Begin INPUT MATERIAL

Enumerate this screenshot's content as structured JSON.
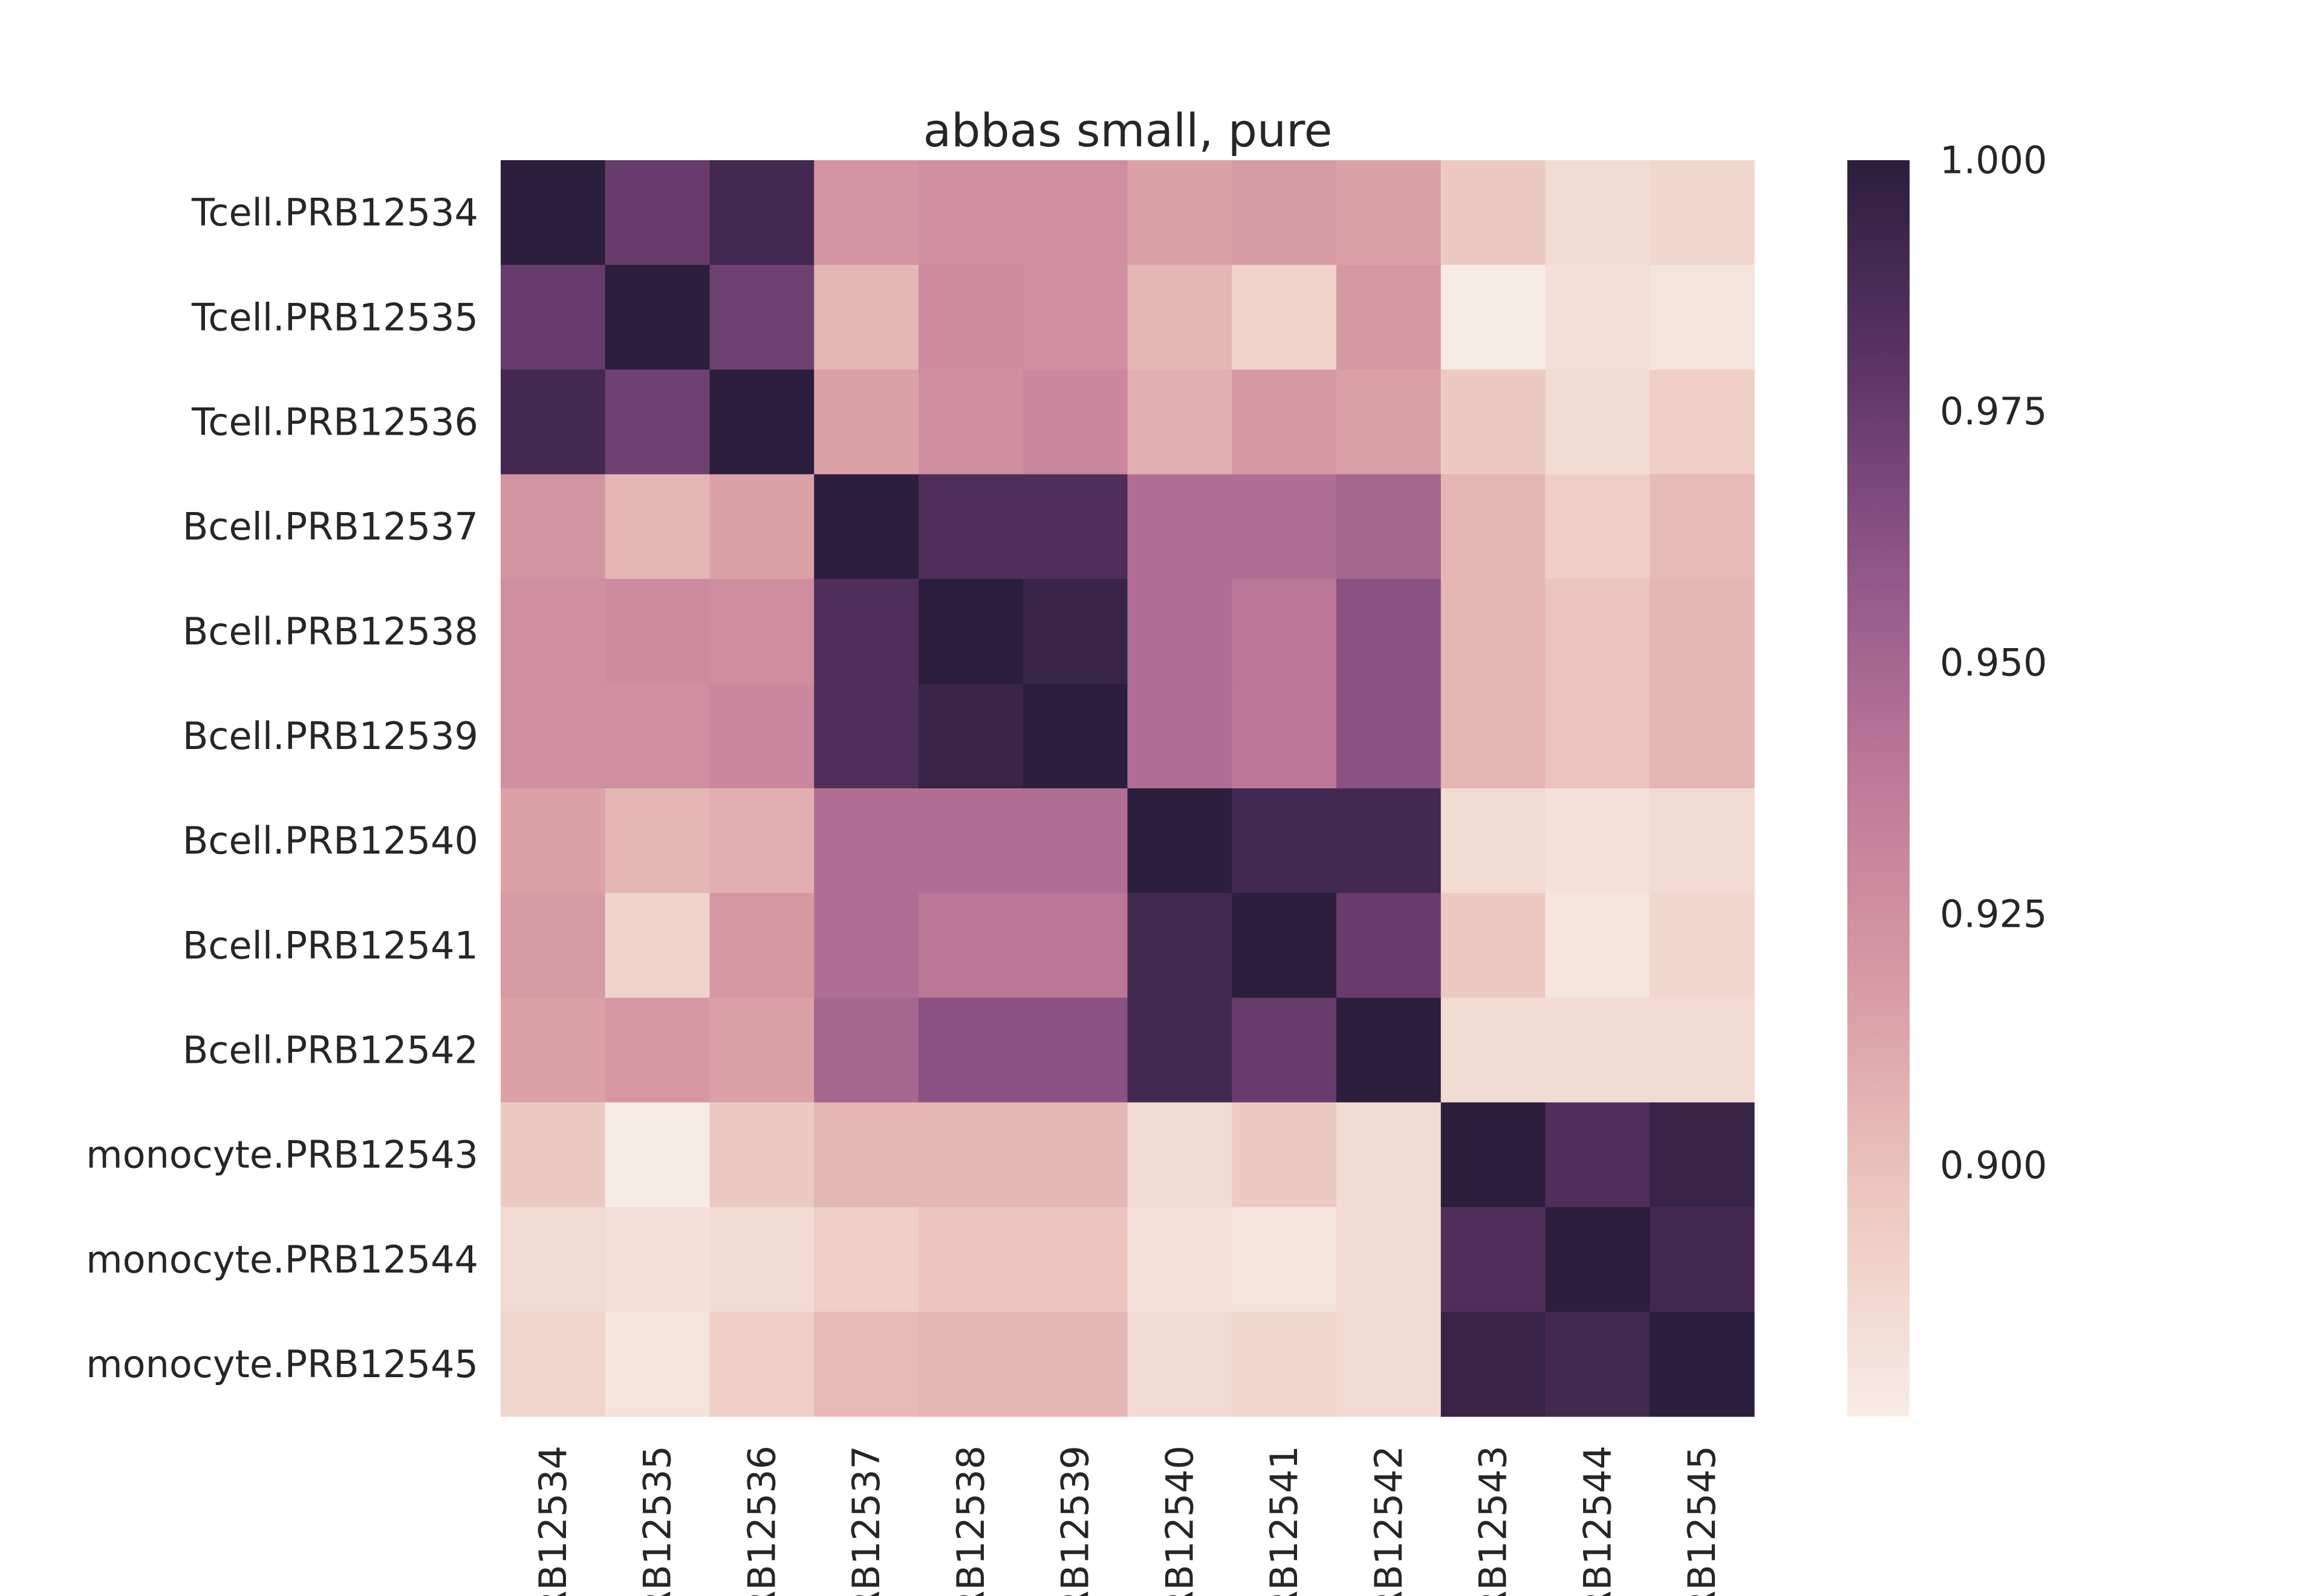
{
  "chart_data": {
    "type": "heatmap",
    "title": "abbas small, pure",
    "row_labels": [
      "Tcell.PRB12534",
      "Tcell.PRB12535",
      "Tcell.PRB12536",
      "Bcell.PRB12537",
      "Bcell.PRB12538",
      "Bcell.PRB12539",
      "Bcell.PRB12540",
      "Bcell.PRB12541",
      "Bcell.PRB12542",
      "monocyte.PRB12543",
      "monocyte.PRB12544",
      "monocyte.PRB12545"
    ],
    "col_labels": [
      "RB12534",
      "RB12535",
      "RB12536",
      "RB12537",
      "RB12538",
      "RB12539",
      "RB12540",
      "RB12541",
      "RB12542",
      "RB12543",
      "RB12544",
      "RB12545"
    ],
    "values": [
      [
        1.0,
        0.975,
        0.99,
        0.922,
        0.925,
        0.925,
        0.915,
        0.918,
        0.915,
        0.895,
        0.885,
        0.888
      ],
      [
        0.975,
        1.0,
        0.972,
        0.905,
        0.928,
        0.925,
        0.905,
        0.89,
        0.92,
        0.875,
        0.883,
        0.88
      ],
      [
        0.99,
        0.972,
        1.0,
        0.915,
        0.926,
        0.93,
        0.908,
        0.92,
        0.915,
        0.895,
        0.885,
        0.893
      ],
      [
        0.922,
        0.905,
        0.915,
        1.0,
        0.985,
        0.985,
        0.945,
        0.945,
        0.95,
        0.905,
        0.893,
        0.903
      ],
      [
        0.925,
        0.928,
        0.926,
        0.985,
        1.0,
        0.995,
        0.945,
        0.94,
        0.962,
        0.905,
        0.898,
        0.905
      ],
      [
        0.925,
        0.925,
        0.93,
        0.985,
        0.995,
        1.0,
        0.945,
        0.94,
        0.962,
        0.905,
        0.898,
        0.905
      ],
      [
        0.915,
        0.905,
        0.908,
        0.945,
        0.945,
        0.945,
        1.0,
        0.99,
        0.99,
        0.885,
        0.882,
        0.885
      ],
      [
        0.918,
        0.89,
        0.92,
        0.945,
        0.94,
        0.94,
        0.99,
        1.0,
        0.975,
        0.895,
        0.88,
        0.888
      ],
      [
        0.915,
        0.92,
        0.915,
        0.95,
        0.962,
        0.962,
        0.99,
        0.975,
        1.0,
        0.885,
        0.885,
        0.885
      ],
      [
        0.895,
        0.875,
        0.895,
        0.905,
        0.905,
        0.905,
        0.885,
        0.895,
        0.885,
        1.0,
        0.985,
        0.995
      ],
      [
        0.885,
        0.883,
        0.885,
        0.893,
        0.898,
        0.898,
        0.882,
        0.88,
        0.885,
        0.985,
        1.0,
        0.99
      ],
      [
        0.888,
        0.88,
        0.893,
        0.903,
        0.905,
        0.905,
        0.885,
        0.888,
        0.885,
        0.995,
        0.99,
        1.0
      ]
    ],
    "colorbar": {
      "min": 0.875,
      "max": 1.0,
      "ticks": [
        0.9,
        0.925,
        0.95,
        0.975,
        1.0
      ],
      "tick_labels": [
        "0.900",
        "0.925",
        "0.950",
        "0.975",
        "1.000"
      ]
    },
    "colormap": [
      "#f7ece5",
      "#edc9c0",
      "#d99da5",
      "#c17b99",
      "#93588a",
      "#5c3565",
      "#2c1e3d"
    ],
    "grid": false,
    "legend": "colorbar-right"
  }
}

End INPUT MATERIAL
Begin INPUT MATERIAL

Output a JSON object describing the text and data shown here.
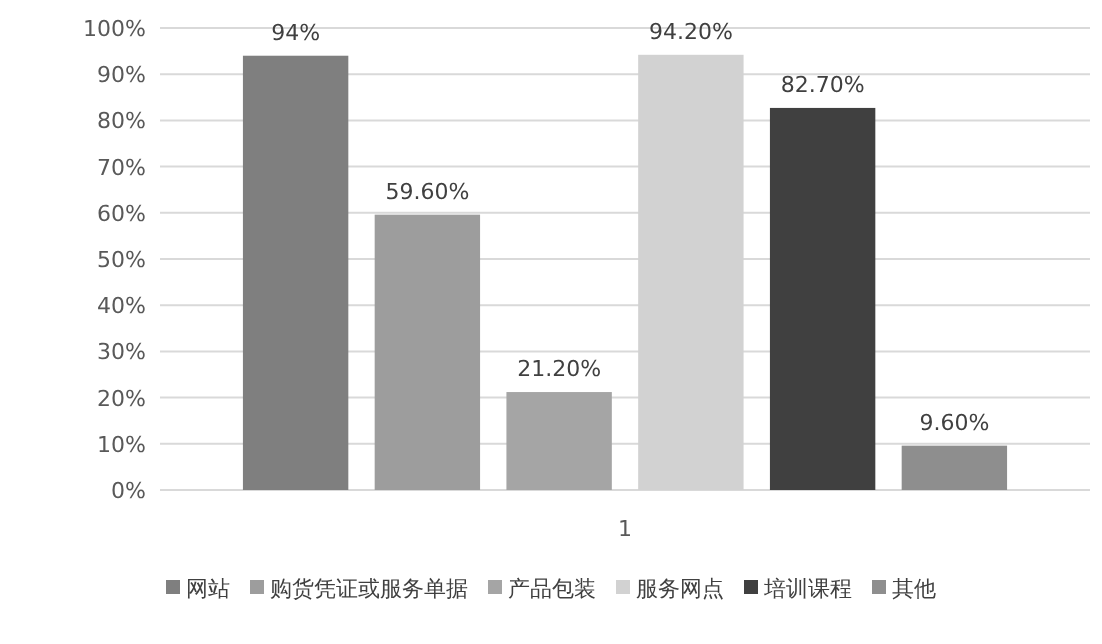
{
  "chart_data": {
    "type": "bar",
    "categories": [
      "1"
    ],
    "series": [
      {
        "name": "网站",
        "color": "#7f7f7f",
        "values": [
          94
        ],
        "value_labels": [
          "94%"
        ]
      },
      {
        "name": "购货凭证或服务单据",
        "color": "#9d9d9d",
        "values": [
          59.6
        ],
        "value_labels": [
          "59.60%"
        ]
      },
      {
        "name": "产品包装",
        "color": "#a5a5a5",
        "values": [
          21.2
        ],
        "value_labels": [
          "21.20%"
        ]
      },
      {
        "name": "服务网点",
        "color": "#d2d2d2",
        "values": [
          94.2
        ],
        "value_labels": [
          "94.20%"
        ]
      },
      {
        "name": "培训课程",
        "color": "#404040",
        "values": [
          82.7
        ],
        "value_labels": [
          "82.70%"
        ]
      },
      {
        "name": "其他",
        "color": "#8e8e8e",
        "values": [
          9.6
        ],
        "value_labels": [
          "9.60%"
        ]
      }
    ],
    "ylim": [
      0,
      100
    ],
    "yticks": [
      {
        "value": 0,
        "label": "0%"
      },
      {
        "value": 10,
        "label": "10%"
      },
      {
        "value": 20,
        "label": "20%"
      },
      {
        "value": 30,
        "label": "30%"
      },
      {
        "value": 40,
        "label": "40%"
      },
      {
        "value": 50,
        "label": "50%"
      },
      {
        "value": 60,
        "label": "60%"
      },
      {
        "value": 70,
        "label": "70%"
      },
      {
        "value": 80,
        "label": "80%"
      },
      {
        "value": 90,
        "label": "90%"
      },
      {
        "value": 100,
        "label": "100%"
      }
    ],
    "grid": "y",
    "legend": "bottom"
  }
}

End INPUT MATERIAL

* **TASK TO COMPLETE**:
Indicate how many lines of the material contain the string "legend", giving the number and nothing more.

* **COMPLETE RESPONSE**:
2